> What you will do
Scan the lines below for the string "Nachspielzeit" and copy every one that has it.

> Records
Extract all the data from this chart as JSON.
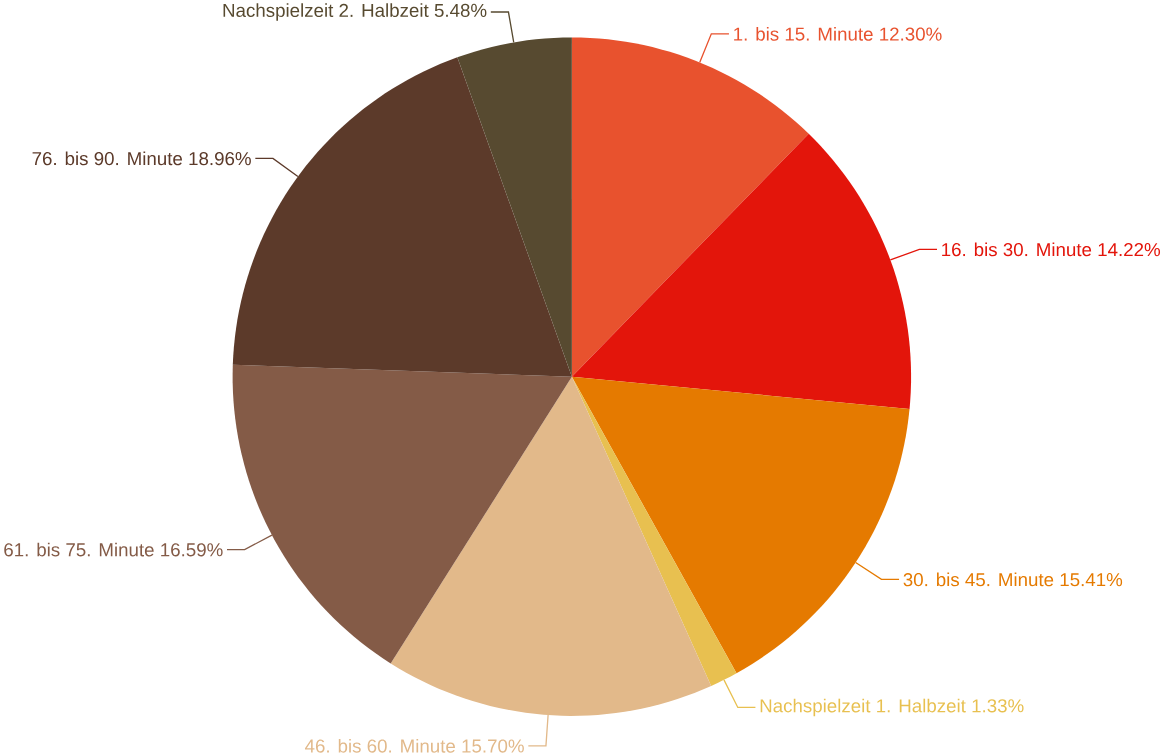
{
  "chart_data": {
    "type": "pie",
    "categories": [
      "1. bis 15. Minute",
      "16. bis 30. Minute",
      "30. bis 45. Minute",
      "Nachspielzeit 1. Halbzeit",
      "46. bis 60. Minute",
      "61. bis 75. Minute",
      "76. bis 90. Minute",
      "Nachspielzeit 2. Halbzeit"
    ],
    "values": [
      12.3,
      14.22,
      15.41,
      1.33,
      15.7,
      16.59,
      18.96,
      5.48
    ],
    "value_labels": [
      "12.30%",
      "14.22%",
      "15.41%",
      "1.33%",
      "15.70%",
      "16.59%",
      "18.96%",
      "5.48%"
    ],
    "colors": [
      "#e8522e",
      "#e3150b",
      "#e57a00",
      "#e8c050",
      "#e2b98a",
      "#845b47",
      "#5c3a2a",
      "#574a30"
    ]
  }
}
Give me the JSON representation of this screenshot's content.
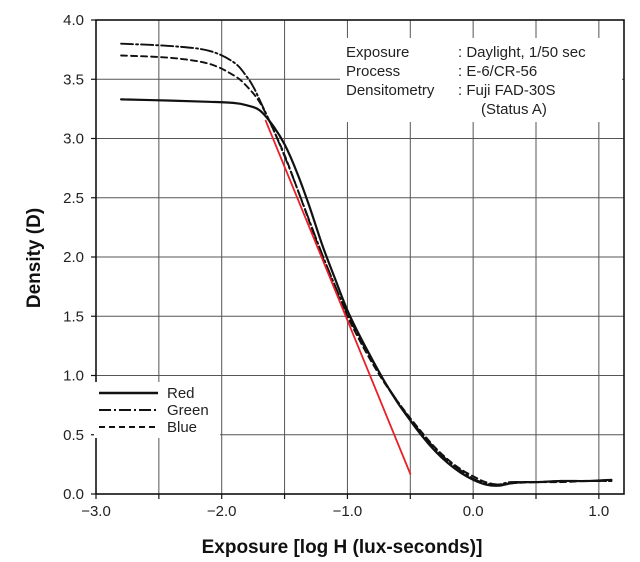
{
  "chart_data": {
    "type": "line",
    "title": "",
    "xlabel": "Exposure [log H (lux-seconds)]",
    "ylabel": "Density (D)",
    "xlim": [
      -3.0,
      1.2
    ],
    "ylim": [
      0.0,
      4.0
    ],
    "grid": true,
    "x_ticks": [
      "−3.0",
      "−2.0",
      "−1.0",
      "0.0",
      "1.0"
    ],
    "y_ticks": [
      "0.0",
      "0.5",
      "1.0",
      "1.5",
      "2.0",
      "2.5",
      "3.0",
      "3.5",
      "4.0"
    ],
    "legend_position": "bottom-left",
    "info_box": {
      "position": "top-right",
      "rows": [
        {
          "label": "Exposure",
          "value": ": Daylight, 1/50 sec"
        },
        {
          "label": "Process",
          "value": ": E-6/CR-56"
        },
        {
          "label": "Densitometry",
          "value": ": Fuji FAD-30S"
        },
        {
          "label": "",
          "value": "(Status A)"
        }
      ]
    },
    "series": [
      {
        "name": "Red",
        "color": "#111111",
        "dash": "solid",
        "x": [
          -2.8,
          -2.4,
          -2.1,
          -1.9,
          -1.8,
          -1.7,
          -1.6,
          -1.5,
          -1.4,
          -1.3,
          -1.2,
          -1.1,
          -1.0,
          -0.9,
          -0.8,
          -0.7,
          -0.6,
          -0.5,
          -0.4,
          -0.3,
          -0.2,
          -0.1,
          0.0,
          0.1,
          0.2,
          0.3,
          0.4,
          0.5,
          0.7,
          0.9,
          1.1
        ],
        "y": [
          3.33,
          3.32,
          3.31,
          3.3,
          3.28,
          3.24,
          3.12,
          2.95,
          2.71,
          2.42,
          2.1,
          1.82,
          1.55,
          1.33,
          1.13,
          0.94,
          0.77,
          0.62,
          0.48,
          0.36,
          0.26,
          0.18,
          0.12,
          0.08,
          0.07,
          0.09,
          0.1,
          0.1,
          0.11,
          0.11,
          0.12
        ]
      },
      {
        "name": "Green",
        "color": "#111111",
        "dash": "dashdot",
        "x": [
          -2.8,
          -2.4,
          -2.1,
          -1.9,
          -1.8,
          -1.75,
          -1.7,
          -1.6,
          -1.5,
          -1.4,
          -1.3,
          -1.2,
          -1.1,
          -1.0,
          -0.9,
          -0.8,
          -0.7,
          -0.6,
          -0.5,
          -0.4,
          -0.3,
          -0.2,
          -0.1,
          0.0,
          0.1,
          0.2,
          0.3,
          0.5,
          0.7,
          0.9,
          1.1
        ],
        "y": [
          3.8,
          3.78,
          3.74,
          3.64,
          3.52,
          3.44,
          3.33,
          3.1,
          2.85,
          2.58,
          2.3,
          2.02,
          1.76,
          1.52,
          1.31,
          1.12,
          0.94,
          0.78,
          0.63,
          0.5,
          0.38,
          0.28,
          0.2,
          0.13,
          0.09,
          0.08,
          0.1,
          0.1,
          0.11,
          0.11,
          0.11
        ]
      },
      {
        "name": "Blue",
        "color": "#111111",
        "dash": "dashed",
        "x": [
          -2.8,
          -2.4,
          -2.1,
          -1.9,
          -1.8,
          -1.7,
          -1.6,
          -1.5,
          -1.4,
          -1.3,
          -1.2,
          -1.1,
          -1.0,
          -0.9,
          -0.8,
          -0.7,
          -0.6,
          -0.5,
          -0.4,
          -0.3,
          -0.2,
          -0.1,
          0.0,
          0.1,
          0.2,
          0.3,
          0.5,
          0.7,
          0.9,
          1.1
        ],
        "y": [
          3.7,
          3.68,
          3.63,
          3.53,
          3.44,
          3.31,
          3.1,
          2.86,
          2.58,
          2.29,
          2.0,
          1.74,
          1.5,
          1.29,
          1.1,
          0.93,
          0.78,
          0.64,
          0.51,
          0.39,
          0.29,
          0.21,
          0.15,
          0.1,
          0.08,
          0.09,
          0.1,
          0.1,
          0.11,
          0.11
        ]
      },
      {
        "name": "",
        "color": "#e8202a",
        "dash": "solid",
        "x": [
          -1.65,
          -0.5
        ],
        "y": [
          3.15,
          0.17
        ]
      }
    ]
  }
}
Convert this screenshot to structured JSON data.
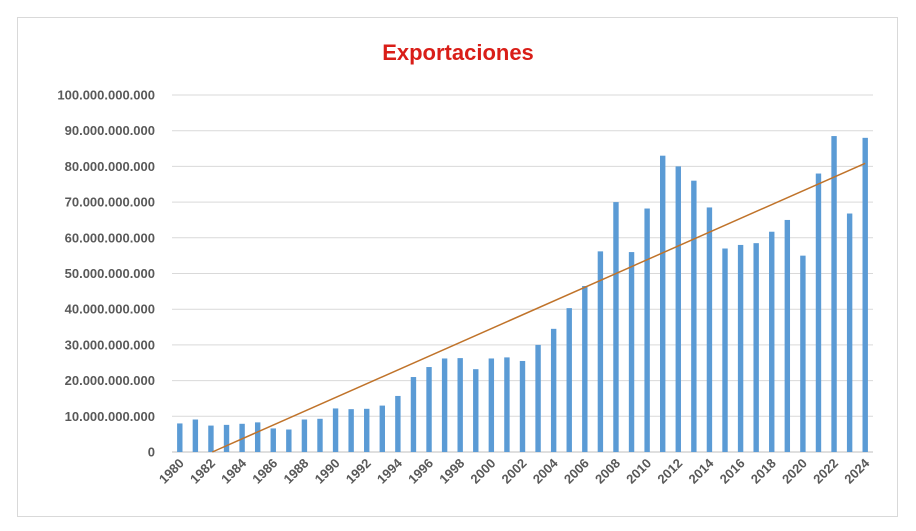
{
  "chart_data": {
    "type": "bar",
    "title": "Exportaciones",
    "xlabel": "",
    "ylabel": "",
    "ylim": [
      0,
      100000000000
    ],
    "y_ticks": [
      0,
      10000000000,
      20000000000,
      30000000000,
      40000000000,
      50000000000,
      60000000000,
      70000000000,
      80000000000,
      90000000000,
      100000000000
    ],
    "y_tick_labels": [
      "0",
      "10.000.000.000",
      "20.000.000.000",
      "30.000.000.000",
      "40.000.000.000",
      "50.000.000.000",
      "60.000.000.000",
      "70.000.000.000",
      "80.000.000.000",
      "90.000.000.000",
      "100.000.000.000"
    ],
    "grid": true,
    "categories": [
      "1980",
      "1981",
      "1982",
      "1983",
      "1984",
      "1985",
      "1986",
      "1987",
      "1988",
      "1989",
      "1990",
      "1991",
      "1992",
      "1993",
      "1994",
      "1995",
      "1996",
      "1997",
      "1998",
      "1999",
      "2000",
      "2001",
      "2002",
      "2003",
      "2004",
      "2005",
      "2006",
      "2007",
      "2008",
      "2009",
      "2010",
      "2011",
      "2012",
      "2013",
      "2014",
      "2015",
      "2016",
      "2017",
      "2018",
      "2019",
      "2020",
      "2021",
      "2022",
      "2023",
      "2024"
    ],
    "x_tick_labels": [
      "1980",
      "1982",
      "1984",
      "1986",
      "1988",
      "1990",
      "1992",
      "1994",
      "1996",
      "1998",
      "2000",
      "2002",
      "2004",
      "2006",
      "2008",
      "2010",
      "2012",
      "2014",
      "2016",
      "2018",
      "2020",
      "2022",
      "2024"
    ],
    "series": [
      {
        "values": [
          8000000000,
          9100000000,
          7400000000,
          7600000000,
          7900000000,
          8300000000,
          6600000000,
          6300000000,
          9100000000,
          9300000000,
          12200000000,
          12000000000,
          12100000000,
          13000000000,
          15700000000,
          21000000000,
          23800000000,
          26200000000,
          26300000000,
          23200000000,
          26200000000,
          26500000000,
          25500000000,
          30000000000,
          34500000000,
          40300000000,
          46500000000,
          56200000000,
          70000000000,
          56000000000,
          68200000000,
          83000000000,
          80000000000,
          76000000000,
          68500000000,
          57000000000,
          58000000000,
          58500000000,
          61700000000,
          65000000000,
          55000000000,
          78000000000,
          88500000000,
          66800000000,
          88000000000
        ],
        "color": "#5b9bd5"
      }
    ],
    "trendline": {
      "type": "linear",
      "color": "#c0732a"
    }
  }
}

> The answer
      "Nachspielzeit 1. Halbzeit",
      "Nachspielzeit 2. Halbzeit"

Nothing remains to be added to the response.